[begin Provided data]

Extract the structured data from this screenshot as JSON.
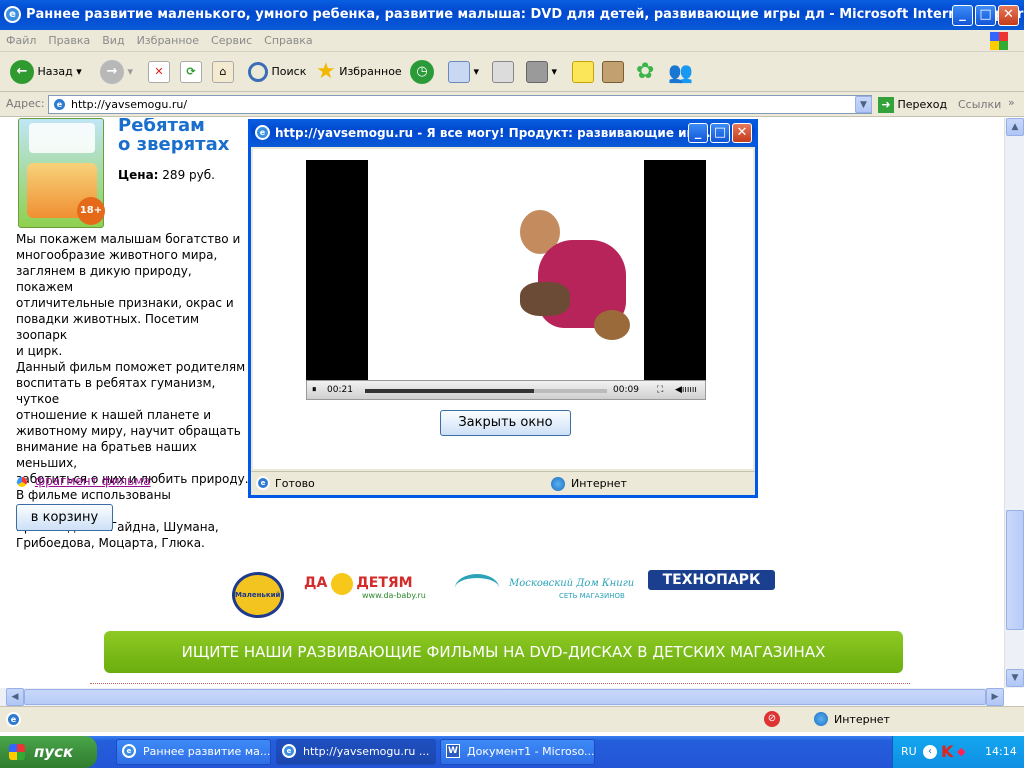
{
  "window": {
    "title": "Раннее развитие маленького, умного ребенка, развитие малыша: DVD для детей, развивающие игры дл - Microsoft Internet Explorer"
  },
  "menu": [
    "Файл",
    "Правка",
    "Вид",
    "Избранное",
    "Сервис",
    "Справка"
  ],
  "toolbar": {
    "back": "Назад",
    "search": "Поиск",
    "favorites": "Избранное"
  },
  "address": {
    "label": "Адрес:",
    "url": "http://yavsemogu.ru/",
    "go": "Переход",
    "links": "Ссылки"
  },
  "product": {
    "title_line1": "Ребятам",
    "title_line2": "о зверятах",
    "price_label": "Цена:",
    "price_value": "289 руб.",
    "box_badge": "18+",
    "description": [
      "Мы покажем малышам богатство и",
      "многообразие животного мира,",
      "заглянем в дикую природу, покажем",
      "отличительные признаки, окрас и",
      "повадки животных. Посетим зоопарк",
      "и цирк.",
      "Данный фильм поможет родителям",
      "воспитать в ребятах гуманизм, чуткое",
      "отношение к нашей планете и",
      "животному миру, научит обращать",
      "внимание на братьев наших меньших,",
      "заботиться о них и любить природу.",
      "В фильме использованы классические",
      "произведения Гайдна, Шумана,",
      "Грибоедова, Моцарта, Глюка."
    ],
    "fragment_link": "фрагмент фильма",
    "cart_button": "в корзину"
  },
  "partners": {
    "p1": "Маленький гений",
    "p2_a": "ДА",
    "p2_b": "ДЕТЯМ",
    "p2_url": "www.da-baby.ru",
    "p3_a": "Московский Дом Книги",
    "p3_b": "СЕТЬ МАГАЗИНОВ",
    "p4": "ТЕХНОПАРК"
  },
  "banner": "ИЩИТЕ НАШИ РАЗВИВАЮЩИЕ ФИЛЬМЫ НА DVD-ДИСКАХ В ДЕТСКИХ МАГАЗИНАХ",
  "popup": {
    "title": "http://yavsemogu.ru - Я все могу! Продукт: развивающие игр...",
    "elapsed": "00:21",
    "remaining": "00:09",
    "progress": 0.7,
    "close_button": "Закрыть окно",
    "status": "Готово",
    "zone": "Интернет"
  },
  "status": {
    "zone": "Интернет"
  },
  "taskbar": {
    "start": "пуск",
    "tasks": [
      "Раннее развитие ма...",
      "http://yavsemogu.ru ...",
      "Документ1 - Microso..."
    ],
    "lang": "RU",
    "clock": "14:14"
  }
}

[end Provided data]

- Short exercise -
Pick out, from the lines above, every one that contains the string "Раннее".

- The output -
    "title": "Раннее развитие маленького, умного ребенка, развитие малыша: DVD для детей, развивающие игры дл - Microsoft Internet Explorer"
      "Раннее развитие ма...",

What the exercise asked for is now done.